(Stored entries)
>> Start

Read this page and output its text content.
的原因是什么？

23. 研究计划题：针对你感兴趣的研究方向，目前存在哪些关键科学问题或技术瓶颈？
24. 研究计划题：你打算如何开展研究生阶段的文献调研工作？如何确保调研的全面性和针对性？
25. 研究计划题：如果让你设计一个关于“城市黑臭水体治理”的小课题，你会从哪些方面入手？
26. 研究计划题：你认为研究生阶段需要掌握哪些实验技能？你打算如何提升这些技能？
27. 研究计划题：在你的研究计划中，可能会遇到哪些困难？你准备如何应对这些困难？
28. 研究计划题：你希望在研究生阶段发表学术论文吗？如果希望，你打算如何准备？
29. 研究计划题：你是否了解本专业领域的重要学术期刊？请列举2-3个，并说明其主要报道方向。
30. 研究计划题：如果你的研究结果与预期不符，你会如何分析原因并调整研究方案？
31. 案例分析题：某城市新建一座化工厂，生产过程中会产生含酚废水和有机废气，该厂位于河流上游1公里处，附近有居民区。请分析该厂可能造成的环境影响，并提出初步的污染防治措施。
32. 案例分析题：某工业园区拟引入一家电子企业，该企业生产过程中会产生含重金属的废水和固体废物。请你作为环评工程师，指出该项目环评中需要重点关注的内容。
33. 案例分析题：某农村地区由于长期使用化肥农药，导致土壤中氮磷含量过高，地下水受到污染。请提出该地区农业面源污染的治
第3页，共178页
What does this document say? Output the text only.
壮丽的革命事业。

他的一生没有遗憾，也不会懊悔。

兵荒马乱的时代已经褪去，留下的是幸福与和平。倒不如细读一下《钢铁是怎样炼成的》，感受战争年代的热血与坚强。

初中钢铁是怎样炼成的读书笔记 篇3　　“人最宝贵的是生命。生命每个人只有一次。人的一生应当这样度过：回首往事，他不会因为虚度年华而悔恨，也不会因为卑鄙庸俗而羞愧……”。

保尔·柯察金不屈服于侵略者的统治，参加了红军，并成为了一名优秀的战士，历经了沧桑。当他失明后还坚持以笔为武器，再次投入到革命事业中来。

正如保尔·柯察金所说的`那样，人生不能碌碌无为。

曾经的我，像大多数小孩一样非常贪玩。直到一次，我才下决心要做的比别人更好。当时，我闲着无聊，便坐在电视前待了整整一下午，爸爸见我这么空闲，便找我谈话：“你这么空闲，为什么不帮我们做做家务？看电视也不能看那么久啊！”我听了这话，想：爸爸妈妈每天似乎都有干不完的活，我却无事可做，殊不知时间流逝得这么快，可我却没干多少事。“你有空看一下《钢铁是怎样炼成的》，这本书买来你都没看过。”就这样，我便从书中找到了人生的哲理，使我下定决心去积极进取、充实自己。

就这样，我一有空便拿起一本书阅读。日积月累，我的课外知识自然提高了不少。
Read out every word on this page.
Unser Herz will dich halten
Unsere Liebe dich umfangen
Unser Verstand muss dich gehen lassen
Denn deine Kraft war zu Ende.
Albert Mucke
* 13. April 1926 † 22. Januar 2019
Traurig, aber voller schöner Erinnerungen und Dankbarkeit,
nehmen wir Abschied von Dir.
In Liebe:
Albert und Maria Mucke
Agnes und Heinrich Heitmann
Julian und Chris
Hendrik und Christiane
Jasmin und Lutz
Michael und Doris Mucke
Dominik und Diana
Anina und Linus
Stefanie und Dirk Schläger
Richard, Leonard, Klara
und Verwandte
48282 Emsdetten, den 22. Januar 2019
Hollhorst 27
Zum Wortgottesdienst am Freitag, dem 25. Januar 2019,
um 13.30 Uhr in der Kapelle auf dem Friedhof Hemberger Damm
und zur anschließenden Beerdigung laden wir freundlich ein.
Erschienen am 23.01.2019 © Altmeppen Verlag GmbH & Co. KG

>> End

## AIM OF THE EXERCISE
Above are some records. Print them all exactly.

## EXERCISE SOLUTION
Read this page and output its text content.
的原因是什么？

23. 研究计划题：针对你感兴趣的研究方向，目前存在哪些关键科学问题或技术瓶颈？
24. 研究计划题：你打算如何开展研究生阶段的文献调研工作？如何确保调研的全面性和针对性？
25. 研究计划题：如果让你设计一个关于“城市黑臭水体治理”的小课题，你会从哪些方面入手？
26. 研究计划题：你认为研究生阶段需要掌握哪些实验技能？你打算如何提升这些技能？
27. 研究计划题：在你的研究计划中，可能会遇到哪些困难？你准备如何应对这些困难？
28. 研究计划题：你希望在研究生阶段发表学术论文吗？如果希望，你打算如何准备？
29. 研究计划题：你是否了解本专业领域的重要学术期刊？请列举2-3个，并说明其主要报道方向。
30. 研究计划题：如果你的研究结果与预期不符，你会如何分析原因并调整研究方案？
31. 案例分析题：某城市新建一座化工厂，生产过程中会产生含酚废水和有机废气，该厂位于河流上游1公里处，附近有居民区。请分析该厂可能造成的环境影响，并提出初步的污染防治措施。
32. 案例分析题：某工业园区拟引入一家电子企业，该企业生产过程中会产生含重金属的废水和固体废物。请你作为环评工程师，指出该项目环评中需要重点关注的内容。
33. 案例分析题：某农村地区由于长期使用化肥农药，导致土壤中氮磷含量过高，地下水受到污染。请提出该地区农业面源污染的治
第3页，共178页
What does this document say? Output the text only.
壮丽的革命事业。

他的一生没有遗憾，也不会懊悔。

兵荒马乱的时代已经褪去，留下的是幸福与和平。倒不如细读一下《钢铁是怎样炼成的》，感受战争年代的热血与坚强。

初中钢铁是怎样炼成的读书笔记 篇3　　“人最宝贵的是生命。生命每个人只有一次。人的一生应当这样度过：回首往事，他不会因为虚度年华而悔恨，也不会因为卑鄙庸俗而羞愧……”。

保尔·柯察金不屈服于侵略者的统治，参加了红军，并成为了一名优秀的战士，历经了沧桑。当他失明后还坚持以笔为武器，再次投入到革命事业中来。

正如保尔·柯察金所说的`那样，人生不能碌碌无为。

曾经的我，像大多数小孩一样非常贪玩。直到一次，我才下决心要做的比别人更好。当时，我闲着无聊，便坐在电视前待了整整一下午，爸爸见我这么空闲，便找我谈话：“你这么空闲，为什么不帮我们做做家务？看电视也不能看那么久啊！”我听了这话，想：爸爸妈妈每天似乎都有干不完的活，我却无事可做，殊不知时间流逝得这么快，可我却没干多少事。“你有空看一下《钢铁是怎样炼成的》，这本书买来你都没看过。”就这样，我便从书中找到了人生的哲理，使我下定决心去积极进取、充实自己。

就这样，我一有空便拿起一本书阅读。日积月累，我的课外知识自然提高了不少。
Read out every word on this page.
Unser Herz will dich halten
Unsere Liebe dich umfangen
Unser Verstand muss dich gehen lassen
Denn deine Kraft war zu Ende.
Albert Mucke
* 13. April 1926 † 22. Januar 2019
Traurig, aber voller schöner Erinnerungen und Dankbarkeit,
nehmen wir Abschied von Dir.
In Liebe:
Albert und Maria Mucke
Agnes und Heinrich Heitmann
Julian und Chris
Hendrik und Christiane
Jasmin und Lutz
Michael und Doris Mucke
Dominik und Diana
Anina und Linus
Stefanie und Dirk Schläger
Richard, Leonard, Klara
und Verwandte
48282 Emsdetten, den 22. Januar 2019
Hollhorst 27
Zum Wortgottesdienst am Freitag, dem 25. Januar 2019,
um 13.30 Uhr in der Kapelle auf dem Friedhof Hemberger Damm
und zur anschließenden Beerdigung laden wir freundlich ein.
Erschienen am 23.01.2019 © Altmeppen Verlag GmbH & Co. KG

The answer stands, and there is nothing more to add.